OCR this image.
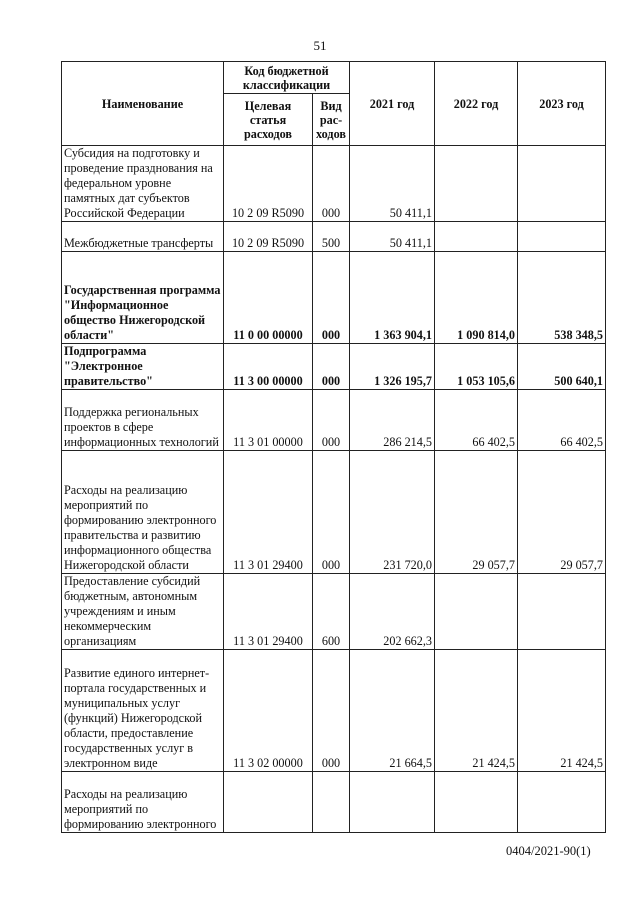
51
Наименование	Код бюджетной классификации		2021 год	2022 год	2023 год
	Целевая статья расходов	Вид рас-ходов			
Субсидия на подготовку и проведение празднования на федеральном уровне памятных дат субъектов Российской Федерации	10 2 09 R5090	000	50 411,1		
Межбюджетные трансферты	10 2 09 R5090	500	50 411,1		
Государственная программа "Информационное общество Нижегородской области"	11 0 00 00000	000	1 363 904,1	1 090 814,0	538 348,5
Подпрограмма "Электронное правительство"	11 3 00 00000	000	1 326 195,7	1 053 105,6	500 640,1
Поддержка региональных проектов в сфере информационных технологий	11 3 01 00000	000	286 214,5	66 402,5	66 402,5
Расходы на реализацию мероприятий по формированию электронного правительства и развитию информационного общества Нижегородской области	11 3 01 29400	000	231 720,0	29 057,7	29 057,7
Предоставление субсидий бюджетным, автономным учреждениям и иным некоммерческим организациям	11 3 01 29400	600	202 662,3		
Развитие единого интернет-портала государственных и муниципальных услуг (функций) Нижегородской области, предоставление государственных услуг в электронном виде	11 3 02 00000	000	21 664,5	21 424,5	21 424,5
Расходы на реализацию мероприятий по формированию электронного					
0404/2021-90(1)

□ □ □ □

Write out all the entries word for word, but skip any images.

■ **OUTPUT BELOW**
OCR this image.
51
Наименование	Код бюджетной классификации		2021 год	2022 год	2023 год
	Целевая статья расходов	Вид рас-ходов			
Субсидия на подготовку и проведение празднования на федеральном уровне памятных дат субъектов Российской Федерации	10 2 09 R5090	000	50 411,1		
Межбюджетные трансферты	10 2 09 R5090	500	50 411,1		
Государственная программа "Информационное общество Нижегородской области"	11 0 00 00000	000	1 363 904,1	1 090 814,0	538 348,5
Подпрограмма "Электронное правительство"	11 3 00 00000	000	1 326 195,7	1 053 105,6	500 640,1
Поддержка региональных проектов в сфере информационных технологий	11 3 01 00000	000	286 214,5	66 402,5	66 402,5
Расходы на реализацию мероприятий по формированию электронного правительства и развитию информационного общества Нижегородской области	11 3 01 29400	000	231 720,0	29 057,7	29 057,7
Предоставление субсидий бюджетным, автономным учреждениям и иным некоммерческим организациям	11 3 01 29400	600	202 662,3		
Развитие единого интернет-портала государственных и муниципальных услуг (функций) Нижегородской области, предоставление государственных услуг в электронном виде	11 3 02 00000	000	21 664,5	21 424,5	21 424,5
Расходы на реализацию мероприятий по формированию электронного					
0404/2021-90(1)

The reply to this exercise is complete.